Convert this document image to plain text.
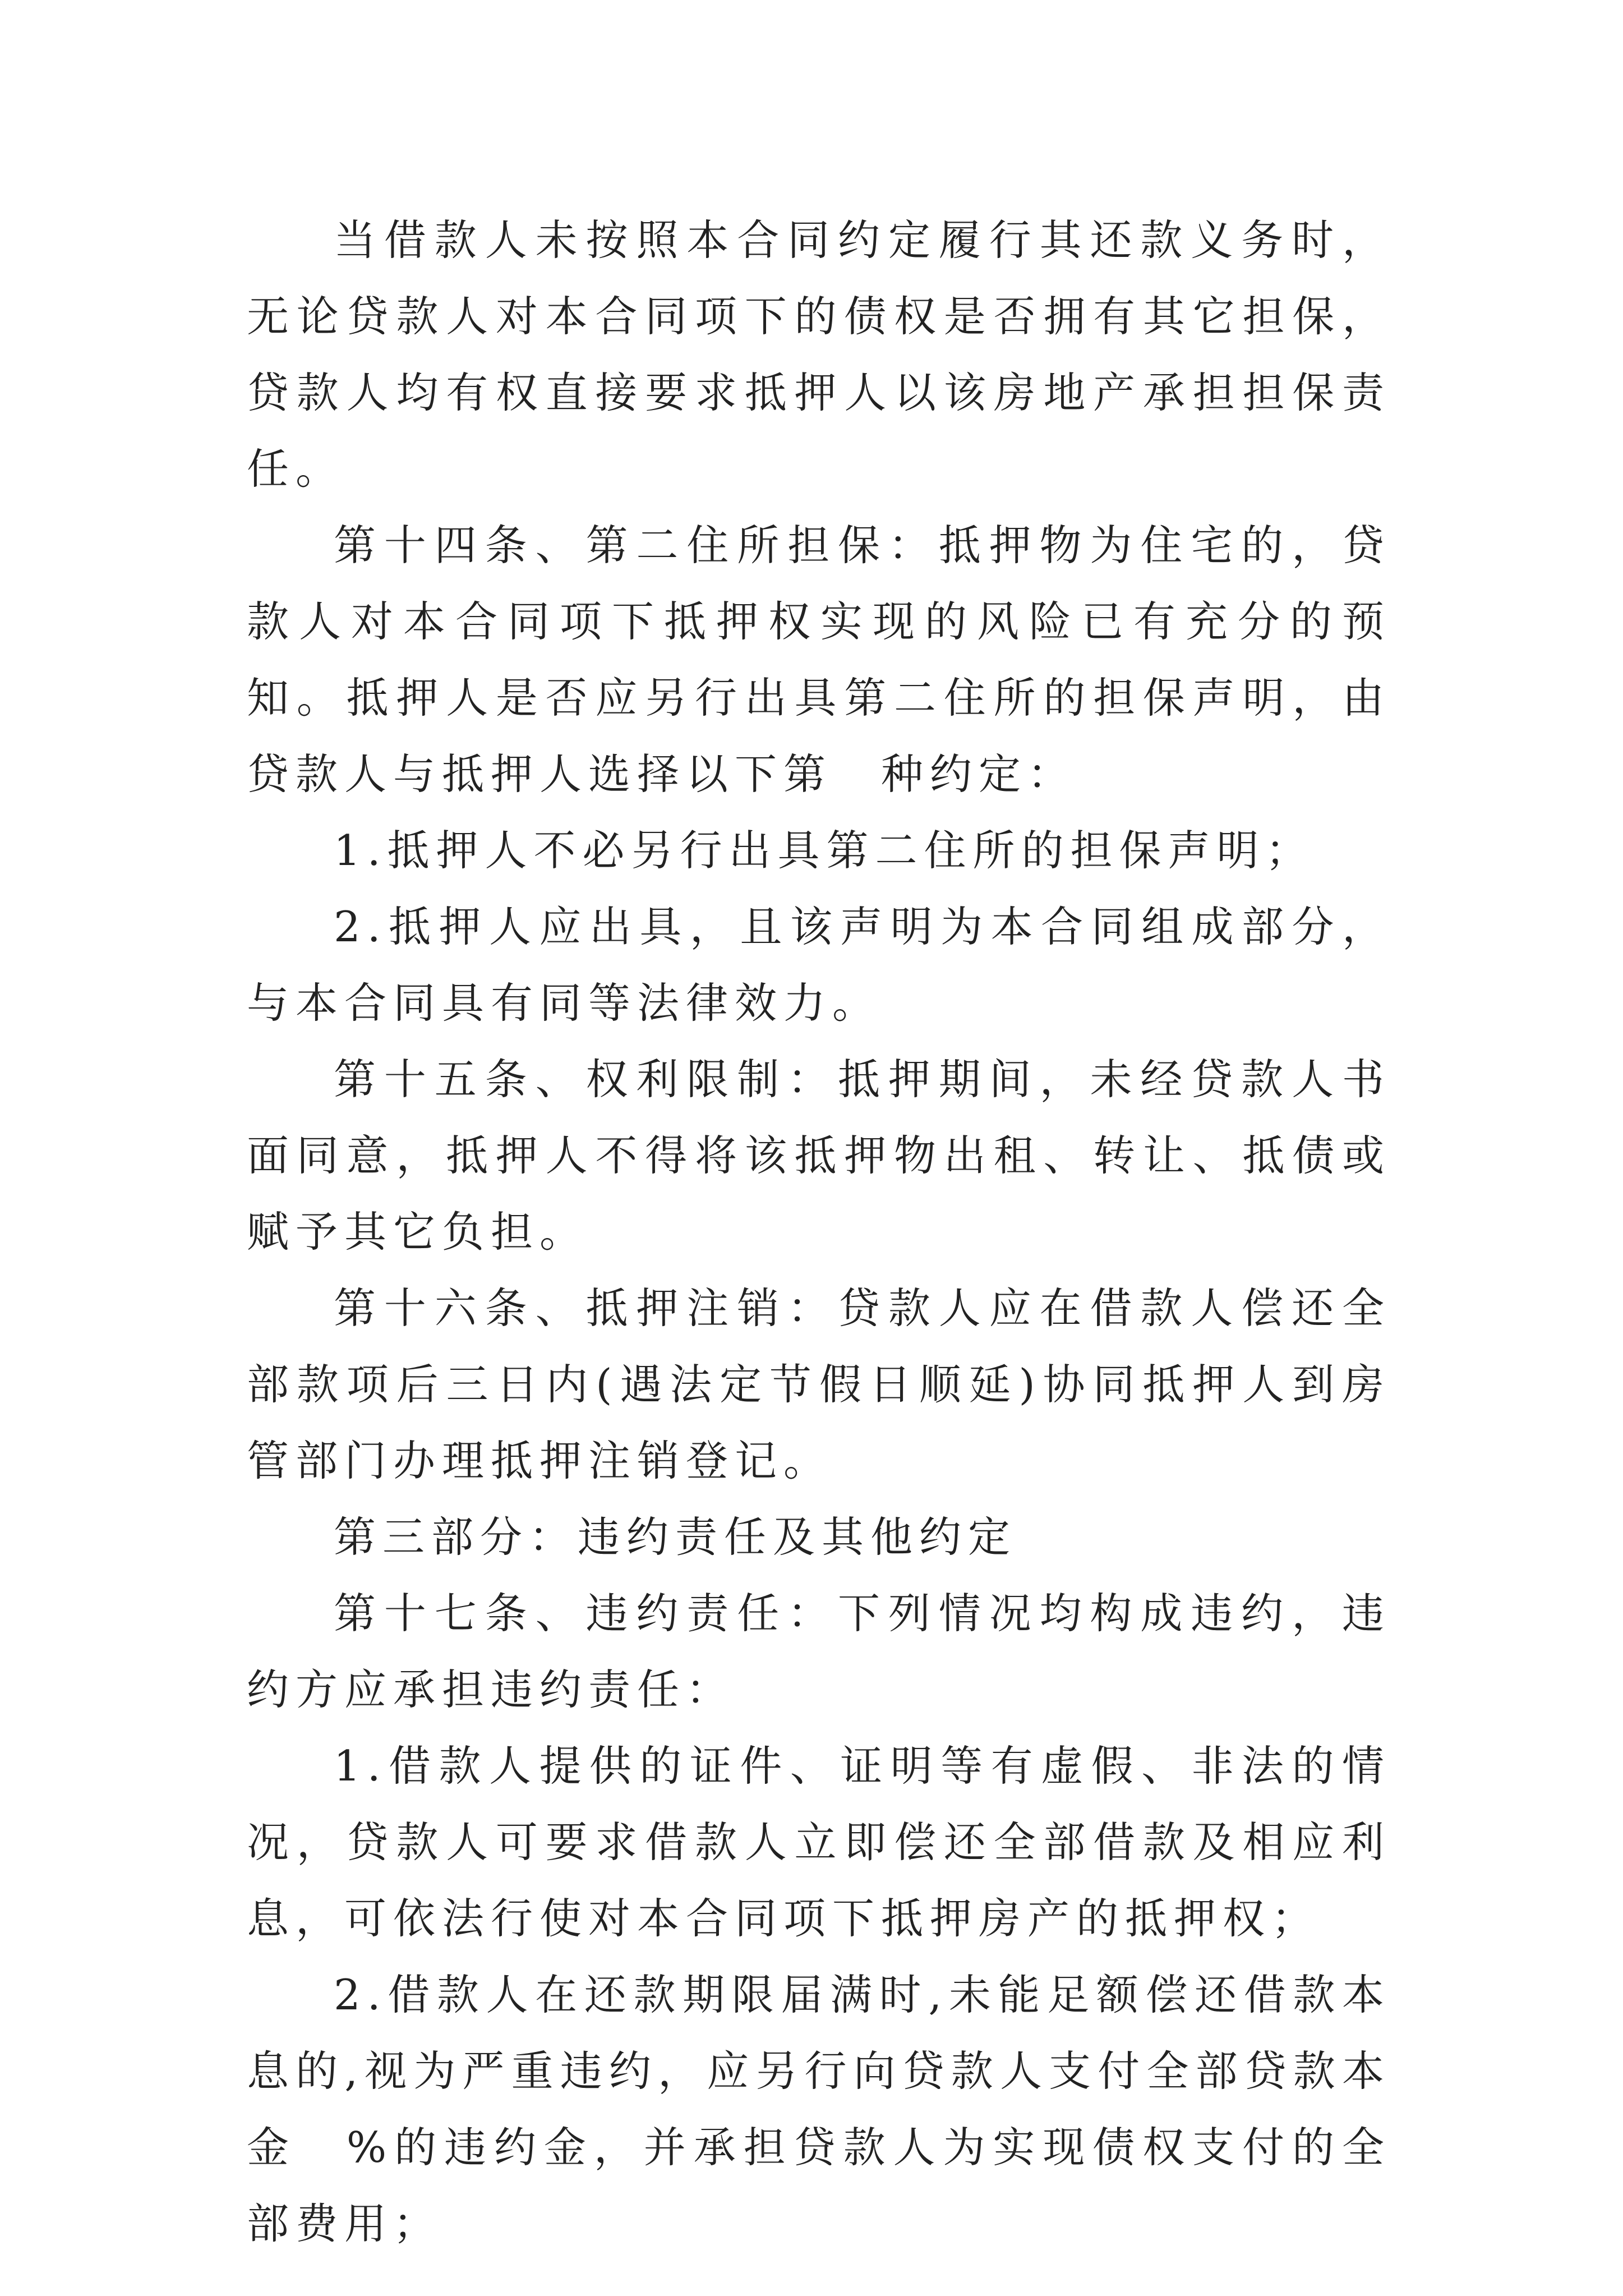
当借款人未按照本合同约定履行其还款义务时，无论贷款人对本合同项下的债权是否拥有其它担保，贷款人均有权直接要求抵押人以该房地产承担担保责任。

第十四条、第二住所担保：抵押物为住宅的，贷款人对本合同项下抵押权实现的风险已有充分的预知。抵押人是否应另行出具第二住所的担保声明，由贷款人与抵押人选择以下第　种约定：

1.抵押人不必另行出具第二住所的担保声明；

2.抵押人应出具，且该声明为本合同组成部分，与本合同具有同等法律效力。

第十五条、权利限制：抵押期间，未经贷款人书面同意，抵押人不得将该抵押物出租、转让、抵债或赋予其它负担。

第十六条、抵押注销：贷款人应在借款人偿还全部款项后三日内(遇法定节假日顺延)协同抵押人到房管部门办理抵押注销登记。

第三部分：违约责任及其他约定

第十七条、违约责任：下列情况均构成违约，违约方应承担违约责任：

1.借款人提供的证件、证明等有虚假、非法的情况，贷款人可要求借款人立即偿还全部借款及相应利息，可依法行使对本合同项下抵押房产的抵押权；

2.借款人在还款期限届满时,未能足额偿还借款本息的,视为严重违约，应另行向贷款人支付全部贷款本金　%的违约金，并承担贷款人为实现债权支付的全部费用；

• **Written instruction**:
Do not include images; quote all of the entries above exactly.

• **Reply**:
Convert this document image to plain text.
当借款人未按照本合同约定履行其还款义务时，无论贷款人对本合同项下的债权是否拥有其它担保，贷款人均有权直接要求抵押人以该房地产承担担保责任。

第十四条、第二住所担保：抵押物为住宅的，贷款人对本合同项下抵押权实现的风险已有充分的预知。抵押人是否应另行出具第二住所的担保声明，由贷款人与抵押人选择以下第　种约定：

1.抵押人不必另行出具第二住所的担保声明；

2.抵押人应出具，且该声明为本合同组成部分，与本合同具有同等法律效力。

第十五条、权利限制：抵押期间，未经贷款人书面同意，抵押人不得将该抵押物出租、转让、抵债或赋予其它负担。

第十六条、抵押注销：贷款人应在借款人偿还全部款项后三日内(遇法定节假日顺延)协同抵押人到房管部门办理抵押注销登记。

第三部分：违约责任及其他约定

第十七条、违约责任：下列情况均构成违约，违约方应承担违约责任：

1.借款人提供的证件、证明等有虚假、非法的情况，贷款人可要求借款人立即偿还全部借款及相应利息，可依法行使对本合同项下抵押房产的抵押权；

2.借款人在还款期限届满时,未能足额偿还借款本息的,视为严重违约，应另行向贷款人支付全部贷款本金　%的违约金，并承担贷款人为实现债权支付的全部费用；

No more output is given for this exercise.